→ WHAT TO DO: Pull out every line from the listing that has the word "South".
▼
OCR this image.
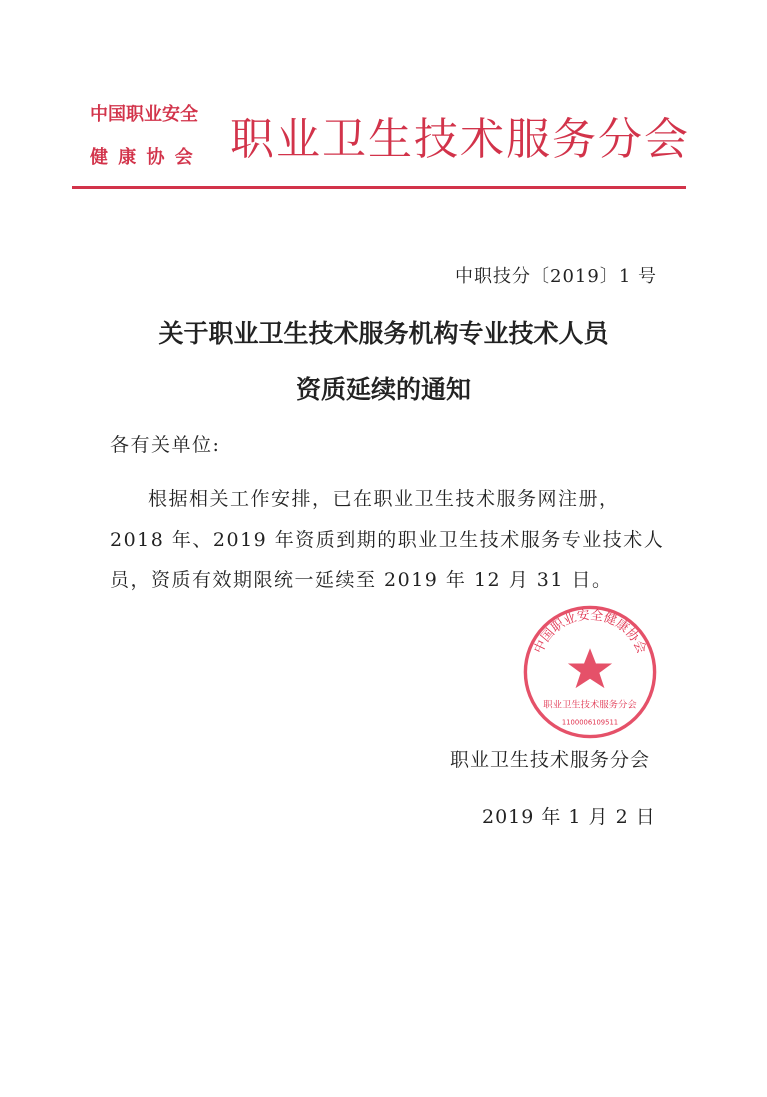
中国职业安全
健 康 协 会 职业卫生技术服务分会
中职技分〔2019〕1 号
关于职业卫生技术服务机构专业技术人员
资质延续的通知
各有关单位:
根据相关工作安排，已在职业卫生技术服务网注册，
2018 年、2019 年资质到期的职业卫生技术服务专业技术人
员，资质有效期限统一延续至 2019 年 12 月 31 日。
中国职业安全健康协会
职业卫生技术服务分会
1100006109511
职业卫生技术服务分会
2019 年 1 月 2 日
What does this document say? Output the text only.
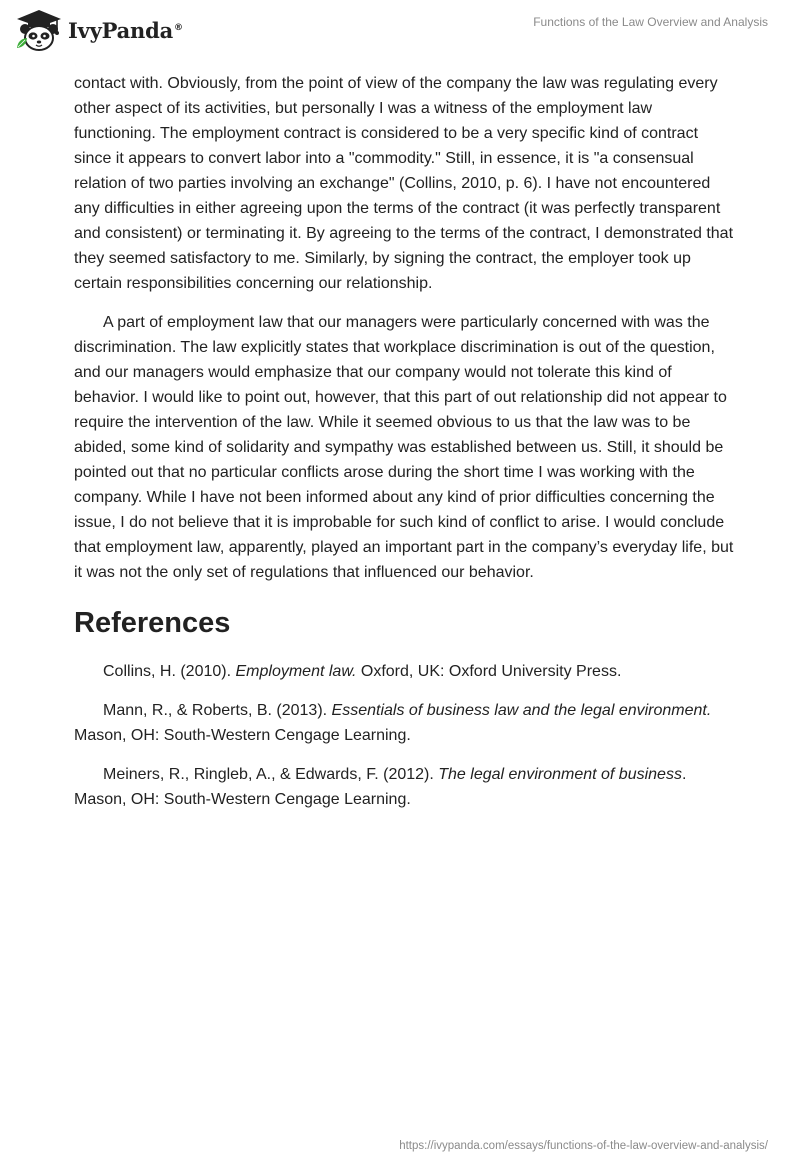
IvyPanda®	Functions of the Law Overview and Analysis

contact with. Obviously, from the point of view of the company the law was regulating every other aspect of its activities, but personally I was a witness of the employment law functioning. The employment contract is considered to be a very specific kind of contract since it appears to convert labor into a "commodity." Still, in essence, it is "a consensual relation of two parties involving an exchange" (Collins, 2010, p. 6). I have not encountered any difficulties in either agreeing upon the terms of the contract (it was perfectly transparent and consistent) or terminating it. By agreeing to the terms of the contract, I demonstrated that they seemed satisfactory to me. Similarly, by signing the contract, the employer took up certain responsibilities concerning our relationship.

A part of employment law that our managers were particularly concerned with was the discrimination. The law explicitly states that workplace discrimination is out of the question, and our managers would emphasize that our company would not tolerate this kind of behavior. I would like to point out, however, that this part of out relationship did not appear to require the intervention of the law. While it seemed obvious to us that the law was to be abided, some kind of solidarity and sympathy was established between us. Still, it should be pointed out that no particular conflicts arose during the short time I was working with the company. While I have not been informed about any kind of prior difficulties concerning the issue, I do not believe that it is improbable for such kind of conflict to arise. I would conclude that employment law, apparently, played an important part in the company’s everyday life, but it was not the only set of regulations that influenced our behavior.

References

Collins, H. (2010). Employment law. Oxford, UK: Oxford University Press.

Mann, R., & Roberts, B. (2013). Essentials of business law and the legal environment. Mason, OH: South-Western Cengage Learning.

Meiners, R., Ringleb, A., & Edwards, F. (2012). The legal environment of business. Mason, OH: South-Western Cengage Learning.

https://ivypanda.com/essays/functions-of-the-law-overview-and-analysis/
▲
→ EXERCISE OUTPUT:
Mann, R., & Roberts, B. (2013). Essentials of business law and the legal environment. Mason, OH: South-Western Cengage Learning.
Meiners, R., Ringleb, A., & Edwards, F. (2012). The legal environment of business. Mason, OH: South-Western Cengage Learning.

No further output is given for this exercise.